(Records contained in a dataset)
● ● ● ●

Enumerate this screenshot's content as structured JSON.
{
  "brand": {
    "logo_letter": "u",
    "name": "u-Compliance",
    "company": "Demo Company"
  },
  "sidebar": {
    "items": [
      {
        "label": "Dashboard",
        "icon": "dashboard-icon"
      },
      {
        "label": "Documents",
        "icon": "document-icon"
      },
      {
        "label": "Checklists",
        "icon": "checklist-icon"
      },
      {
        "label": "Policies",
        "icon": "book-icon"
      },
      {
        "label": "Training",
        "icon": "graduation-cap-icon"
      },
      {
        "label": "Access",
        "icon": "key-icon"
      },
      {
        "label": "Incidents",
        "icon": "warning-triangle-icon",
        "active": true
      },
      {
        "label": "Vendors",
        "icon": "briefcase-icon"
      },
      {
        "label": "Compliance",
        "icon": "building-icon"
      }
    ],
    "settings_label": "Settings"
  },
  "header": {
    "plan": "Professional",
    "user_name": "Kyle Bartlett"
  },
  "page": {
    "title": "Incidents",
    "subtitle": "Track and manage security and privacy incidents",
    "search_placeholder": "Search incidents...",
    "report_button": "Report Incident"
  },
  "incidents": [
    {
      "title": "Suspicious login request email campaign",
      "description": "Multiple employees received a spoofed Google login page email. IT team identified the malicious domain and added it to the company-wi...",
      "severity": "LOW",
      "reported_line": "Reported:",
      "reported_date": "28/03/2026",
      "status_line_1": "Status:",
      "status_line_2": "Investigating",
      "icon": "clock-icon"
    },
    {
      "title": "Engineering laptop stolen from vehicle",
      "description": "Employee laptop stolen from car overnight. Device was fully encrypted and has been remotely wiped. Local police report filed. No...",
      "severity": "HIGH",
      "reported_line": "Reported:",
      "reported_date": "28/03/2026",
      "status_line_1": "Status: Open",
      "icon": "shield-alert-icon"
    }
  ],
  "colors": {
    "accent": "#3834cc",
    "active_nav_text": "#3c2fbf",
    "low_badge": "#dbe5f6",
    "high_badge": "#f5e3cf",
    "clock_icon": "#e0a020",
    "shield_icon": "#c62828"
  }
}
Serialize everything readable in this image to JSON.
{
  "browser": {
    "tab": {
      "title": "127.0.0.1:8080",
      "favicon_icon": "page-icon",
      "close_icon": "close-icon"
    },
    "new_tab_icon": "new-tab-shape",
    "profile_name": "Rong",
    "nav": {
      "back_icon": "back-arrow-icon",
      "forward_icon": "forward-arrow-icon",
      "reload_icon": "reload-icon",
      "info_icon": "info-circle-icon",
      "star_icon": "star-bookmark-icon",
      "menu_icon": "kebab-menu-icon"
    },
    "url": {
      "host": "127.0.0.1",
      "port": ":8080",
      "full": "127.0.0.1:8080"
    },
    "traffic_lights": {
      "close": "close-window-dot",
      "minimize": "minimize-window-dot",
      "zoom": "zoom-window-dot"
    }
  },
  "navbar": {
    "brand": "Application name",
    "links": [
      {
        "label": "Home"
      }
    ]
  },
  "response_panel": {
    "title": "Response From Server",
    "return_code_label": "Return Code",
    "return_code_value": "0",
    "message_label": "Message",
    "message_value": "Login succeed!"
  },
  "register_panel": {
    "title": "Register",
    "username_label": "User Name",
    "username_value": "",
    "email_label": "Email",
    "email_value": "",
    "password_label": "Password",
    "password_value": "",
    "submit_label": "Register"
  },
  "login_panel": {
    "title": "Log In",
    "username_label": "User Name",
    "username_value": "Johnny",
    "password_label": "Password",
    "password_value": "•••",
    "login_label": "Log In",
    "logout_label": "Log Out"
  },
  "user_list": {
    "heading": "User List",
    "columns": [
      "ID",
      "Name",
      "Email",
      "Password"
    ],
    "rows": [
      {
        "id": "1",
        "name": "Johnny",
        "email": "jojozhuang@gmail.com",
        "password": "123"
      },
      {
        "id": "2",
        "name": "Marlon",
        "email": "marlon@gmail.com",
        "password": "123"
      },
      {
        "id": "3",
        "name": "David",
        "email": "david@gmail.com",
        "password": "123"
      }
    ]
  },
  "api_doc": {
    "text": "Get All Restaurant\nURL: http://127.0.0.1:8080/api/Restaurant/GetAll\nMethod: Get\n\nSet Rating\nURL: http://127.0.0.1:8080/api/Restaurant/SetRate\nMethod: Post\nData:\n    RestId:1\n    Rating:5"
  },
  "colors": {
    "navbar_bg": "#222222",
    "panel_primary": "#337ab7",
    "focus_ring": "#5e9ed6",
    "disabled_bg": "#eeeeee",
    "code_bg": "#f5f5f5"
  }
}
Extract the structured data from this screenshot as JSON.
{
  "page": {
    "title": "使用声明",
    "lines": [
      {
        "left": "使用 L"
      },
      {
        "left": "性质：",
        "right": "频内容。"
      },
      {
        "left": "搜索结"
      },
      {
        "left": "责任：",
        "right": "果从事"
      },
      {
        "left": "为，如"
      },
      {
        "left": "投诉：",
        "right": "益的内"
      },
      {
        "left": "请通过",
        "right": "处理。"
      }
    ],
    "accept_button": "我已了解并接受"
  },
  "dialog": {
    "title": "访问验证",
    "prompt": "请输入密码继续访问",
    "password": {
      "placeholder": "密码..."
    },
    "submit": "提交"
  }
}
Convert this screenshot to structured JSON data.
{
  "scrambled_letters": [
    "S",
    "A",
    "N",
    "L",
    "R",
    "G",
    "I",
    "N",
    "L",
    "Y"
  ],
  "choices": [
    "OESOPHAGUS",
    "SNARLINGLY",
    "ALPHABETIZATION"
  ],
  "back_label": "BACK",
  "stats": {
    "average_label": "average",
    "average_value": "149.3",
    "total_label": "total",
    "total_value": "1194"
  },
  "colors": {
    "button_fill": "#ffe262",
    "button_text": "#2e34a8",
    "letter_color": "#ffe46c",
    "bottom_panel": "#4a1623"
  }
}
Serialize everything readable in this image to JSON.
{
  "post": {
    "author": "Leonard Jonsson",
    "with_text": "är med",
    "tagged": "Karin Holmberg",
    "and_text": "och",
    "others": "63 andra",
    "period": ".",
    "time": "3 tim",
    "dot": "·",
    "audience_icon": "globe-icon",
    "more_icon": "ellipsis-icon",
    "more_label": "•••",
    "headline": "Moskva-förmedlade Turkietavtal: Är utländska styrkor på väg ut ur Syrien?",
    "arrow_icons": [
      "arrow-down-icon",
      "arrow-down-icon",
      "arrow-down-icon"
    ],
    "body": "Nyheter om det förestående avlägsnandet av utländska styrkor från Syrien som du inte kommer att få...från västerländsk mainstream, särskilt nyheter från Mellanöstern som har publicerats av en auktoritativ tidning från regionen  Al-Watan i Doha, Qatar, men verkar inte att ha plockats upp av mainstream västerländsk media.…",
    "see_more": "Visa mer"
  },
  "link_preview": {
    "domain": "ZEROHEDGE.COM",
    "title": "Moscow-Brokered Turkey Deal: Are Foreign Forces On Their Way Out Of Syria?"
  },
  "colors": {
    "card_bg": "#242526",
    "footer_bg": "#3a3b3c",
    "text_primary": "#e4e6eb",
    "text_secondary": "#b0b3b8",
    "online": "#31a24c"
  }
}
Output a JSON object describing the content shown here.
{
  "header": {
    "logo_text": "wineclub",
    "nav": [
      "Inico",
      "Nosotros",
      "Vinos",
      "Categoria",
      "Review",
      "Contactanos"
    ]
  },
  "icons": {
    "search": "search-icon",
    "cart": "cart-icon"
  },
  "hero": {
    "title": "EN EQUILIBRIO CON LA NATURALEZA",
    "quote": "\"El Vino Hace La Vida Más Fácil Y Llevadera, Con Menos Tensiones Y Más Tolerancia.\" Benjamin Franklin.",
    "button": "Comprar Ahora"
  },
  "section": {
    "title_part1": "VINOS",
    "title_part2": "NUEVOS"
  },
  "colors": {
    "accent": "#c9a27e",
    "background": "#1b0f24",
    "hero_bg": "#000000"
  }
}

● ● ● ●

● **What you need to do**
Look for the word "this" and return every line where it occurs.

● **Exercise output**
Enumerate this screenshot's content as structured JSON.
Serialize everything readable in this image to JSON.
Extract the structured data from this screenshot as JSON.
Convert this screenshot to structured JSON data.
Serialize everything readable in this image to JSON.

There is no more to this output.